* [Description of the task]
Would you write out the entries below, every one of them, exactly?

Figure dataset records

start

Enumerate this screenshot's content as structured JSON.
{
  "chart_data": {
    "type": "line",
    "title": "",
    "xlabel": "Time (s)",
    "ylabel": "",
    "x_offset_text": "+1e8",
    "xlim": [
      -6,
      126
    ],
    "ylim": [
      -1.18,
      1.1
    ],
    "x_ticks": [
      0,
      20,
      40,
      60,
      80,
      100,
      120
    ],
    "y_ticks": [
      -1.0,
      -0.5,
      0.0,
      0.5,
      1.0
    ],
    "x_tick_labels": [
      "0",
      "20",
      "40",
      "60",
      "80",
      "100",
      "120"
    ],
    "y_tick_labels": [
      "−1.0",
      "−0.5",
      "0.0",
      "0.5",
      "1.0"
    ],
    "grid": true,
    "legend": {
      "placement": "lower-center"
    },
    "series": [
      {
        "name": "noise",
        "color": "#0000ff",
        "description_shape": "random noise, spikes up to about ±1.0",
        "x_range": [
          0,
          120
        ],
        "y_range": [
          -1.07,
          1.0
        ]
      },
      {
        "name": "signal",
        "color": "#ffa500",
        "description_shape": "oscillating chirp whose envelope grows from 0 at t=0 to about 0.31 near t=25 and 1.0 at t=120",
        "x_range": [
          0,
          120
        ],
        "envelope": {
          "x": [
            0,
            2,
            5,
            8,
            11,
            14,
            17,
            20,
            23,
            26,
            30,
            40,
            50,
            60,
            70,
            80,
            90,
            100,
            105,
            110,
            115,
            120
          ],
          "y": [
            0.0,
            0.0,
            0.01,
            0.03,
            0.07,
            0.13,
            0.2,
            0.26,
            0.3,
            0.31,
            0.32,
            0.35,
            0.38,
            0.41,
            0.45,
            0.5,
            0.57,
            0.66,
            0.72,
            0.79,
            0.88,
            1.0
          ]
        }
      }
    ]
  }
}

end

* [Worked answer]
Enumerate this screenshot's content as structured JSON.
{
  "chart_data": {
    "type": "line",
    "title": "",
    "xlabel": "Time (s)",
    "ylabel": "",
    "x_offset_text": "+1e8",
    "xlim": [
      -6,
      126
    ],
    "ylim": [
      -1.18,
      1.1
    ],
    "x_ticks": [
      0,
      20,
      40,
      60,
      80,
      100,
      120
    ],
    "y_ticks": [
      -1.0,
      -0.5,
      0.0,
      0.5,
      1.0
    ],
    "x_tick_labels": [
      "0",
      "20",
      "40",
      "60",
      "80",
      "100",
      "120"
    ],
    "y_tick_labels": [
      "−1.0",
      "−0.5",
      "0.0",
      "0.5",
      "1.0"
    ],
    "grid": true,
    "legend": {
      "placement": "lower-center"
    },
    "series": [
      {
        "name": "noise",
        "color": "#0000ff",
        "description_shape": "random noise, spikes up to about ±1.0",
        "x_range": [
          0,
          120
        ],
        "y_range": [
          -1.07,
          1.0
        ]
      },
      {
        "name": "signal",
        "color": "#ffa500",
        "description_shape": "oscillating chirp whose envelope grows from 0 at t=0 to about 0.31 near t=25 and 1.0 at t=120",
        "x_range": [
          0,
          120
        ],
        "envelope": {
          "x": [
            0,
            2,
            5,
            8,
            11,
            14,
            17,
            20,
            23,
            26,
            30,
            40,
            50,
            60,
            70,
            80,
            90,
            100,
            105,
            110,
            115,
            120
          ],
          "y": [
            0.0,
            0.0,
            0.01,
            0.03,
            0.07,
            0.13,
            0.2,
            0.26,
            0.3,
            0.31,
            0.32,
            0.35,
            0.38,
            0.41,
            0.45,
            0.5,
            0.57,
            0.66,
            0.72,
            0.79,
            0.88,
            1.0
          ]
        }
      }
    ]
  }
}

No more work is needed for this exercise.